* [Raw records]:
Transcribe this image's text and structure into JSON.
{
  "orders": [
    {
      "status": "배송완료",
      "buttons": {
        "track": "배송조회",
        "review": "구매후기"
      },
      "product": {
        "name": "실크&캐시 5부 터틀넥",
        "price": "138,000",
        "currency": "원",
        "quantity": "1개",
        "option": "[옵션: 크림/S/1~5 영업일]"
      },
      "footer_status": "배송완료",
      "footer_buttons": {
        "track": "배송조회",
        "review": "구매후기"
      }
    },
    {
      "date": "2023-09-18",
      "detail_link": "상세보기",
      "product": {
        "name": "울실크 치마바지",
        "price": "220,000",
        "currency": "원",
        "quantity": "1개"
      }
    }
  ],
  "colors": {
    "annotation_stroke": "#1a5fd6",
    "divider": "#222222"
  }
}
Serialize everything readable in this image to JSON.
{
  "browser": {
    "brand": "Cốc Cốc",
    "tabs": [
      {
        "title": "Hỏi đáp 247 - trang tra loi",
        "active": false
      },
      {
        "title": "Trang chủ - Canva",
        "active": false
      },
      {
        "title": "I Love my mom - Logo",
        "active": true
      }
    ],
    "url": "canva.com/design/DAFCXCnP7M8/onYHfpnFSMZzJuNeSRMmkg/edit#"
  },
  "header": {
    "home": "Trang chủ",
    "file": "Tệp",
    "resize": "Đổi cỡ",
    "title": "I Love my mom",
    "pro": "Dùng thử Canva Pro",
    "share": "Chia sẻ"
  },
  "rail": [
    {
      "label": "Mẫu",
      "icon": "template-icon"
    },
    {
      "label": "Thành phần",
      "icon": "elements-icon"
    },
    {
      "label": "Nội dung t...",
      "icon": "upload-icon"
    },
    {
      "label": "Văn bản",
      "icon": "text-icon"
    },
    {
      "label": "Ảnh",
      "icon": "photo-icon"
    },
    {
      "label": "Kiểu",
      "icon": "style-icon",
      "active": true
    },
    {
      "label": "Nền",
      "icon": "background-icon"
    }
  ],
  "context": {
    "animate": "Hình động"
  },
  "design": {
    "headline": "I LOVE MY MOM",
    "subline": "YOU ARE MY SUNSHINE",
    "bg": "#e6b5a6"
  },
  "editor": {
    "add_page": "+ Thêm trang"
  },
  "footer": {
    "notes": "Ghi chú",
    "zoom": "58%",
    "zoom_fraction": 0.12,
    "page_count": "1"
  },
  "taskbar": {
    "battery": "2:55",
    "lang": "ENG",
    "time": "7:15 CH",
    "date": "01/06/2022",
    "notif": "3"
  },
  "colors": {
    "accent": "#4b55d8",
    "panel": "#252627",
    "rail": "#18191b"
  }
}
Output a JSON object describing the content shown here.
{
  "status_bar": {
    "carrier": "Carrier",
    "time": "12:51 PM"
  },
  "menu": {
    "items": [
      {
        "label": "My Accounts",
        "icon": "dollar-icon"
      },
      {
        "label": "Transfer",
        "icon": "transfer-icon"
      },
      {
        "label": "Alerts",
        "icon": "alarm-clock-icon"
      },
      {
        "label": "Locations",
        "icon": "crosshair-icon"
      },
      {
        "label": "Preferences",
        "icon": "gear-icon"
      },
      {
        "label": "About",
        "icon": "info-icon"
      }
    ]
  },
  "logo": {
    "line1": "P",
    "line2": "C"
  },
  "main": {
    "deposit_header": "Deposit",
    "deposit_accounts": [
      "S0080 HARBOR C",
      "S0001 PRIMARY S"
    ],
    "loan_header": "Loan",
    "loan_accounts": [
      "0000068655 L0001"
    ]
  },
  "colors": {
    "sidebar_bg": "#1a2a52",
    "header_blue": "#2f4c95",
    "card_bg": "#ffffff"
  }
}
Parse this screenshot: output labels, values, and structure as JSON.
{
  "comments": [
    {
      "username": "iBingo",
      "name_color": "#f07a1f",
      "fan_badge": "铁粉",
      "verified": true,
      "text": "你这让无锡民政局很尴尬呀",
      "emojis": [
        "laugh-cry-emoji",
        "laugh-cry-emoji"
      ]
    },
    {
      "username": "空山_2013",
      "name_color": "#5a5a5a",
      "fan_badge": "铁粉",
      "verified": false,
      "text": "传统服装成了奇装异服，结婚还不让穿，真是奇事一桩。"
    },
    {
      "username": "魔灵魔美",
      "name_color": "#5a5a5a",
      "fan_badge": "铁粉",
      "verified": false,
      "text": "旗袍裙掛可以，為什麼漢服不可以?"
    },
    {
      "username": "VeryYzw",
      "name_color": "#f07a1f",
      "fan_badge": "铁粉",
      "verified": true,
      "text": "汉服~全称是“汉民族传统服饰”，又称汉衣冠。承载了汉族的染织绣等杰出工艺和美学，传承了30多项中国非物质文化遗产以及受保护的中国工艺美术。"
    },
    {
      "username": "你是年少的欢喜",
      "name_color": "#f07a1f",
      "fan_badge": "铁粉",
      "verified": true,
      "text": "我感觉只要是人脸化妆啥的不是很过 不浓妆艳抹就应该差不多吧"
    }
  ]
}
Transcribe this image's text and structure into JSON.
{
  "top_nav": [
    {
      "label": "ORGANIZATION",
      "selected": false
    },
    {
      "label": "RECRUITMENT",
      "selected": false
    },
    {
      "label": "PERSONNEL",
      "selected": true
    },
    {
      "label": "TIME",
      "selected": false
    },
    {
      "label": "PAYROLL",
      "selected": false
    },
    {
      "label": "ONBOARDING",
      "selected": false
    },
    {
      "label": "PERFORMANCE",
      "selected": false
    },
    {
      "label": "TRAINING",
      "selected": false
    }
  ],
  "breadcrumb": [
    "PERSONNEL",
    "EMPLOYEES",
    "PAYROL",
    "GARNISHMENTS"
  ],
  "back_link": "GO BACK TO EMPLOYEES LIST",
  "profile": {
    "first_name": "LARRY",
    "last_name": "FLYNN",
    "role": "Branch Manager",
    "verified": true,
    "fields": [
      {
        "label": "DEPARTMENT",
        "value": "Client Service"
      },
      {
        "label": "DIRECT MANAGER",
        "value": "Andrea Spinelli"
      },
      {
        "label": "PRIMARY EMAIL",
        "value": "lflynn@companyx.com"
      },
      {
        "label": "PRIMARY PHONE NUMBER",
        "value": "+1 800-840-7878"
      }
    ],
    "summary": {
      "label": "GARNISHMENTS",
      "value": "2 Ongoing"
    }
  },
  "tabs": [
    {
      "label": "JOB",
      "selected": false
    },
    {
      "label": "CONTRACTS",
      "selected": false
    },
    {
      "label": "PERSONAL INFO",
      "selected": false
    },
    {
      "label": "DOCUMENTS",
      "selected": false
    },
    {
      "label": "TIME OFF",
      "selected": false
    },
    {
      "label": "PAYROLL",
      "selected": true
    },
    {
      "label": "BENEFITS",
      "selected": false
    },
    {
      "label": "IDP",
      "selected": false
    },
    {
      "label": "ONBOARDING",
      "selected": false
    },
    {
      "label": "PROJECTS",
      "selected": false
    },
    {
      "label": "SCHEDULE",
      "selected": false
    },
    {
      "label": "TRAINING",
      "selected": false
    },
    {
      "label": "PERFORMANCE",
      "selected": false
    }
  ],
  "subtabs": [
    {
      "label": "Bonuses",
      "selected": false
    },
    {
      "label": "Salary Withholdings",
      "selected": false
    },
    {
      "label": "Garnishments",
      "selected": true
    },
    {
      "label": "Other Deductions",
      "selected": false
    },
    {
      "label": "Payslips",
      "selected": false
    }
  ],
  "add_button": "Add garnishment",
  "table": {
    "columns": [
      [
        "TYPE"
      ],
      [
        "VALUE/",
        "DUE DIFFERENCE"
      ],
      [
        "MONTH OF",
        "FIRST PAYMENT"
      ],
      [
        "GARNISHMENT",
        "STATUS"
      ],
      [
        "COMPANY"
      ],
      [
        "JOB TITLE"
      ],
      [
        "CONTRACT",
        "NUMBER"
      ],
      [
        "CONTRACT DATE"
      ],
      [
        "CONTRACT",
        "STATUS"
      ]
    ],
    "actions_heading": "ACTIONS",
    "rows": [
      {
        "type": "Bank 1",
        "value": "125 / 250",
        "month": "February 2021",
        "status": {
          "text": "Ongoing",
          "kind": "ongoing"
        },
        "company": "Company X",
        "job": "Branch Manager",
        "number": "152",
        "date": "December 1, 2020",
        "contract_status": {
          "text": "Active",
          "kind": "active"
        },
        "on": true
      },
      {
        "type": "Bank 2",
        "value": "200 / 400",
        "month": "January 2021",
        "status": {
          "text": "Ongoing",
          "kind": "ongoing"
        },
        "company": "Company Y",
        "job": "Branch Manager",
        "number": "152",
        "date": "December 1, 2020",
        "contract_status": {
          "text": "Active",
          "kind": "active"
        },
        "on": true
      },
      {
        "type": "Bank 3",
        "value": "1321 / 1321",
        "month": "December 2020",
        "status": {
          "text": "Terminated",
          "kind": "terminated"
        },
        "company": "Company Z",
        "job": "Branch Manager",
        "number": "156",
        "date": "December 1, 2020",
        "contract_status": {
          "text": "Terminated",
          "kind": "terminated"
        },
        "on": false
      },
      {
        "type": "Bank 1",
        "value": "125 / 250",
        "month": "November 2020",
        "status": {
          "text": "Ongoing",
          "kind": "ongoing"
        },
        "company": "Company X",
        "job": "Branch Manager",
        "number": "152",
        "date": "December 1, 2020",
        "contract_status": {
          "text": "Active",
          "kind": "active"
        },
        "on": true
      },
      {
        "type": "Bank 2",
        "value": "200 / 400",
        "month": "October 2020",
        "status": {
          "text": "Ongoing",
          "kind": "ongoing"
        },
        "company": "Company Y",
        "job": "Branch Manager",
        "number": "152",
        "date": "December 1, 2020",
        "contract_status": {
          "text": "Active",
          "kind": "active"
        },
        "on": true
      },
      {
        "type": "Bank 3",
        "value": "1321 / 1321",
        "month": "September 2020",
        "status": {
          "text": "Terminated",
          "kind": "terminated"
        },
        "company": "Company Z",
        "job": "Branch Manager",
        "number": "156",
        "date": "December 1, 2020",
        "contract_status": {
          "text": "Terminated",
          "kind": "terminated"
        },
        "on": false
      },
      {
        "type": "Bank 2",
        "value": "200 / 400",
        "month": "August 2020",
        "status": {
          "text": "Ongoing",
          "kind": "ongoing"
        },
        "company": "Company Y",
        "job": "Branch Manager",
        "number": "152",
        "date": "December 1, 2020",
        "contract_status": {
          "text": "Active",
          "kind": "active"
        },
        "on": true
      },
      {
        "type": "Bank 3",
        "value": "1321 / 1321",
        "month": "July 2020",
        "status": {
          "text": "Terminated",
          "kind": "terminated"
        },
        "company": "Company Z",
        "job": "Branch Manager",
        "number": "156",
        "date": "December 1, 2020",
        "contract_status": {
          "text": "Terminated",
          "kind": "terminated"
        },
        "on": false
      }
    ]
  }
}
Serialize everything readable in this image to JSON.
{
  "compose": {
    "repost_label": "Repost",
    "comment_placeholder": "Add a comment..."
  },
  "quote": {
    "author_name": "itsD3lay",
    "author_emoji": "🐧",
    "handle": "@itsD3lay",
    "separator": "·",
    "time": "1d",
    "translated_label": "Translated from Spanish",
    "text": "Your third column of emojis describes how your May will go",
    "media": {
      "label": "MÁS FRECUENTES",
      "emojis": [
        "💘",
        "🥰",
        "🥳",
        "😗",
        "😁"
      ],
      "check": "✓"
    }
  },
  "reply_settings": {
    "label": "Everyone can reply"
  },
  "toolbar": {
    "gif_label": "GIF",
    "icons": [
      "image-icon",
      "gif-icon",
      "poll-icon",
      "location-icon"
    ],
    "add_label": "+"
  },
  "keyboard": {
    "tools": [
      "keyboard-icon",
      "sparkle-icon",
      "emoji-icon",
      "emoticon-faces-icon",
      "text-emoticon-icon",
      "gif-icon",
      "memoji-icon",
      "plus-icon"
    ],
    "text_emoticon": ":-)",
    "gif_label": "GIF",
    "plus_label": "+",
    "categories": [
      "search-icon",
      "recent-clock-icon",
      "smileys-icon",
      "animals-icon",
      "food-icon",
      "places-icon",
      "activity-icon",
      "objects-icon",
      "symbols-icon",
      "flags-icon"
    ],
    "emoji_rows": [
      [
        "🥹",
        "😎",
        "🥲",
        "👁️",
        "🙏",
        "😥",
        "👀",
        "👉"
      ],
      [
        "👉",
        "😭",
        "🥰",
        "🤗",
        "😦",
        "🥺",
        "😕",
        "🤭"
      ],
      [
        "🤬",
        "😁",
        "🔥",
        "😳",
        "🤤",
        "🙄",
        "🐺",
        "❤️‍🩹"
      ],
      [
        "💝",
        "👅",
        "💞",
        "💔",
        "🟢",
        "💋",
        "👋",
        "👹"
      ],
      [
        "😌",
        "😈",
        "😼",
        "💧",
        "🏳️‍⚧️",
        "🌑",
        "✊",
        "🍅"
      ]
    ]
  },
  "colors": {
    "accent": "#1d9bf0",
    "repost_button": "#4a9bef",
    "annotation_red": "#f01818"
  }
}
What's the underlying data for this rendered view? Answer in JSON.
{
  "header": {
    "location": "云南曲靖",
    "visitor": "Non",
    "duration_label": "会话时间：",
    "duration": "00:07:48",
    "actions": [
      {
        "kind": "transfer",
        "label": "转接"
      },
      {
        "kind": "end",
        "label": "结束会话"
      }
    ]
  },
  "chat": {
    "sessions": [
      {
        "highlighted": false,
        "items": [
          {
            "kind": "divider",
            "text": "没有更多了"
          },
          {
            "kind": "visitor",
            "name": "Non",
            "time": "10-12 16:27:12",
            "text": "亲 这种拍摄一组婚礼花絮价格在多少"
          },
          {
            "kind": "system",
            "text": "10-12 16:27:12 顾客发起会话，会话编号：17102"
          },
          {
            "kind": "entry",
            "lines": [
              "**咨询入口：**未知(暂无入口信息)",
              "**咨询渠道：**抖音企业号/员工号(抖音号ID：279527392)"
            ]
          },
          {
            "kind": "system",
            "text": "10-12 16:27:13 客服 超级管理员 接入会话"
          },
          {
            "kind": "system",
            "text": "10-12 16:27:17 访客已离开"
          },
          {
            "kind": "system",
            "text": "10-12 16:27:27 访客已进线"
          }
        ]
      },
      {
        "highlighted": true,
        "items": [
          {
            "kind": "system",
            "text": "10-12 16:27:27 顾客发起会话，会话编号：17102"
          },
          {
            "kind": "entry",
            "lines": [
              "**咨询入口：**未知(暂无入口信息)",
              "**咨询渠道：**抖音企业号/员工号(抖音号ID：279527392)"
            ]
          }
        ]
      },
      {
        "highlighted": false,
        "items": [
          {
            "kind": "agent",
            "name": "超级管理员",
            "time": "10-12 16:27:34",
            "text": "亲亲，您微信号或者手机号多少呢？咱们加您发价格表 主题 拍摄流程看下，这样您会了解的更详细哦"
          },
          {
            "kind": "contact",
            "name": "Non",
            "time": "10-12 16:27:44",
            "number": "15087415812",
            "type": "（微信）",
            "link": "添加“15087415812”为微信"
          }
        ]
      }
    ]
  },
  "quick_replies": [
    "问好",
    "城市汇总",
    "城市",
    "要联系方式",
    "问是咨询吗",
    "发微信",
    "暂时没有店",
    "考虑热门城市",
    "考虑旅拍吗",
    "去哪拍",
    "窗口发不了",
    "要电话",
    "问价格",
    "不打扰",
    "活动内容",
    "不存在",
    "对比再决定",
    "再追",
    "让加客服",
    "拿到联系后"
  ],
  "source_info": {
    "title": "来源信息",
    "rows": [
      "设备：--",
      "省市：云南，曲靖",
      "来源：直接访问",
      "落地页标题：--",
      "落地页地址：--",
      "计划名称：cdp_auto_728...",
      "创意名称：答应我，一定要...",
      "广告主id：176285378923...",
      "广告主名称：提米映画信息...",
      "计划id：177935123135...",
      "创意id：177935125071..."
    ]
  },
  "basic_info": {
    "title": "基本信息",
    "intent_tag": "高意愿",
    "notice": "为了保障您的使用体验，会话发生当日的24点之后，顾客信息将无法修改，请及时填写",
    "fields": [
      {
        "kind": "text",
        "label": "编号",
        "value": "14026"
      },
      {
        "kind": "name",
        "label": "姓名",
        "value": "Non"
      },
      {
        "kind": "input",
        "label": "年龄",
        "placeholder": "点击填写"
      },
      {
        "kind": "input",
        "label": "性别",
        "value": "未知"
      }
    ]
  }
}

* [Exercise directions]: Copy, from the material, each line that holds the string "EMPLOYEES".

* [The result]:
    "EMPLOYEES",
  "back_link": "GO BACK TO EMPLOYEES LIST",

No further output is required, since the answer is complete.